Record list

Begin

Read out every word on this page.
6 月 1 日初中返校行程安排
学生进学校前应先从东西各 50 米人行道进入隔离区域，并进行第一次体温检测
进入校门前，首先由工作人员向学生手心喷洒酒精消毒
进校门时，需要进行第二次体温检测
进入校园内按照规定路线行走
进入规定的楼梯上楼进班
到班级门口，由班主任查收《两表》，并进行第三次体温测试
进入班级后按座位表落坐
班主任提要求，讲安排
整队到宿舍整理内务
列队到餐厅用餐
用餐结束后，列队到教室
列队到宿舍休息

End
Begin

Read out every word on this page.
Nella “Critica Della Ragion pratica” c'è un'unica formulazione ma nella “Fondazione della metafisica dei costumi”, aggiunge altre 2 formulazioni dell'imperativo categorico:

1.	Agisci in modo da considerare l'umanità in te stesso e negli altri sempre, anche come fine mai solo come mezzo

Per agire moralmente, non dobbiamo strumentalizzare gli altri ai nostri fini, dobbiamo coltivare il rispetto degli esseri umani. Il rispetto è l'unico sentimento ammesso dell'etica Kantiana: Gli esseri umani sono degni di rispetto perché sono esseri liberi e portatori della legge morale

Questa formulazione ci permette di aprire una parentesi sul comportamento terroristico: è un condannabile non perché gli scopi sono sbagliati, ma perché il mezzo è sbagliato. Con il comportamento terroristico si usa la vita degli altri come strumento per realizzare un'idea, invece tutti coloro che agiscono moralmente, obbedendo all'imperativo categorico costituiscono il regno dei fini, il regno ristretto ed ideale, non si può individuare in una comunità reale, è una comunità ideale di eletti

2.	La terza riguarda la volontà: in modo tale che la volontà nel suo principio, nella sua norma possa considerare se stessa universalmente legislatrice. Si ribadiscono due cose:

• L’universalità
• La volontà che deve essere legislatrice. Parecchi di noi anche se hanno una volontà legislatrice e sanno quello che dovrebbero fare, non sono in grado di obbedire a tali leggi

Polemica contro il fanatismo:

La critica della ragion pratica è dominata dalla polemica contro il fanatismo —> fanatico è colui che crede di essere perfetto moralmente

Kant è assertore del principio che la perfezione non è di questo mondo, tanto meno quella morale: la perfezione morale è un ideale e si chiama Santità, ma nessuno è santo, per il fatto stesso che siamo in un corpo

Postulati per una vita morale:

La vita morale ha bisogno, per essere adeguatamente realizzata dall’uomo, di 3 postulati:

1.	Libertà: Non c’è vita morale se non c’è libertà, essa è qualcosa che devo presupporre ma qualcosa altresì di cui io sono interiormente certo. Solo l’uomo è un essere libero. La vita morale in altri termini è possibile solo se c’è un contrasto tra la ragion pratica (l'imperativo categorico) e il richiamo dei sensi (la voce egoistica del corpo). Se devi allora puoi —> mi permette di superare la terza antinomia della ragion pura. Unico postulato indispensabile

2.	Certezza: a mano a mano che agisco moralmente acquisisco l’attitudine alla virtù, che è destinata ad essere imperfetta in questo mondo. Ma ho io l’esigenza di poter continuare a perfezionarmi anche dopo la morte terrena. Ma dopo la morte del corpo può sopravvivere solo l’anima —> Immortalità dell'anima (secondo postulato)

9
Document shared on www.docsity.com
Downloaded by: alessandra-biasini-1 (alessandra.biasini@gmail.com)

End
Begin

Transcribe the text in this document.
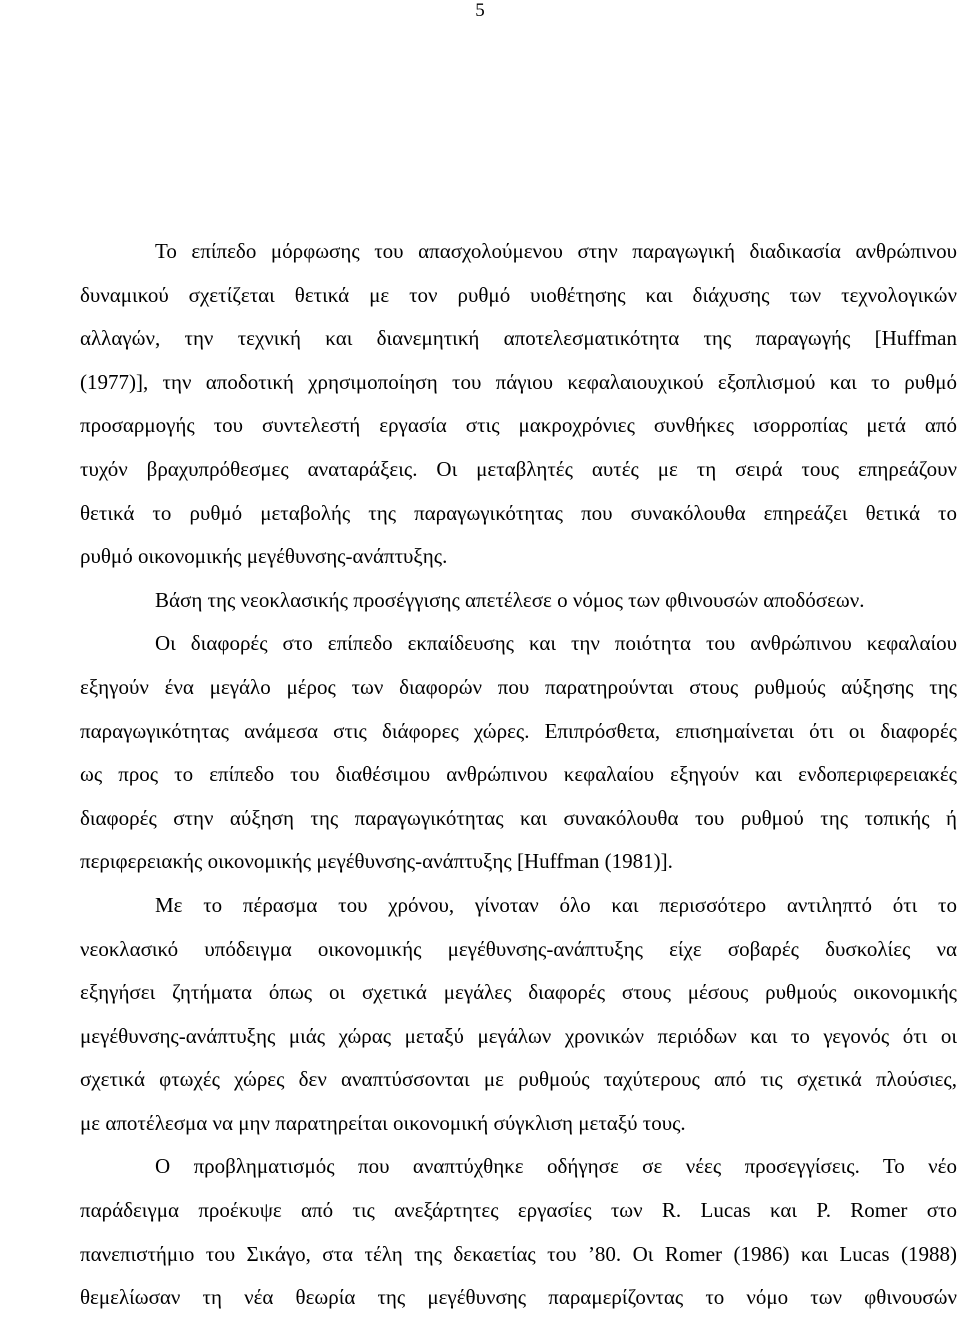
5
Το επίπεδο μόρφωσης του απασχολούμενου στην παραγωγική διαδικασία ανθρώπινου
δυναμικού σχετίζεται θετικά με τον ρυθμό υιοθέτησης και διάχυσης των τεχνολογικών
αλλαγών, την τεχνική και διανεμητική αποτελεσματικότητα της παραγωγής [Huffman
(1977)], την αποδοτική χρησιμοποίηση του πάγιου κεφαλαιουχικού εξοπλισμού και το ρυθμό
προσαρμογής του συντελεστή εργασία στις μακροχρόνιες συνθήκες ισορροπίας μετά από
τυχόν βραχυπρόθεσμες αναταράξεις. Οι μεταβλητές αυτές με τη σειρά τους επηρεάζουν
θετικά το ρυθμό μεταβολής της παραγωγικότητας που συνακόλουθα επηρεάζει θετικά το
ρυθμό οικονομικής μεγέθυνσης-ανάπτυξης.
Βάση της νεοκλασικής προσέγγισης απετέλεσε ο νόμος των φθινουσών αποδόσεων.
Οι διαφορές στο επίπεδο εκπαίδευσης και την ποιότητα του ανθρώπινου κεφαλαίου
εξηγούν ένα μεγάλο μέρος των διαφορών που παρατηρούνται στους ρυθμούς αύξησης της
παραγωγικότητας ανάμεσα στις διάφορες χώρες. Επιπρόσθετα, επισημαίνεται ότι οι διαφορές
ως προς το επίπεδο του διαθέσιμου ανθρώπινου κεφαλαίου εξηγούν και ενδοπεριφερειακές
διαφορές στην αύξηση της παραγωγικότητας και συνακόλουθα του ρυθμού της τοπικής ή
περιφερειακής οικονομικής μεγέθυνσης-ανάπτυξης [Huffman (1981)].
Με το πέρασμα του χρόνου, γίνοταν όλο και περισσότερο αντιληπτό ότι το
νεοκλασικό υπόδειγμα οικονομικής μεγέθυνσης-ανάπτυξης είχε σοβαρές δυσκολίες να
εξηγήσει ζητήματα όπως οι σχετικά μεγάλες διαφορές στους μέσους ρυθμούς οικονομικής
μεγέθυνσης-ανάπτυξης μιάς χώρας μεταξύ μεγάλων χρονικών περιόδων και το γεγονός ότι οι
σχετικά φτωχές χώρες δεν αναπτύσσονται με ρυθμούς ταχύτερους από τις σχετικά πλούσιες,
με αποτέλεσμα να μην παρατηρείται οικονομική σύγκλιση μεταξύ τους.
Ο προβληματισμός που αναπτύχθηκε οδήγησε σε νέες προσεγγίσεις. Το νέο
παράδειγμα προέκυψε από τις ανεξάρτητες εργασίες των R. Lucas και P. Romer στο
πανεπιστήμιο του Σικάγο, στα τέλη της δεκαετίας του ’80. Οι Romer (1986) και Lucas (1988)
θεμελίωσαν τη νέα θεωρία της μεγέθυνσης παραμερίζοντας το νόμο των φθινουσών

End

Task description
Check every line of the entries above for the word "επίπεδο" and report how many lines contain it, giving the number only.

Solution to this problem
3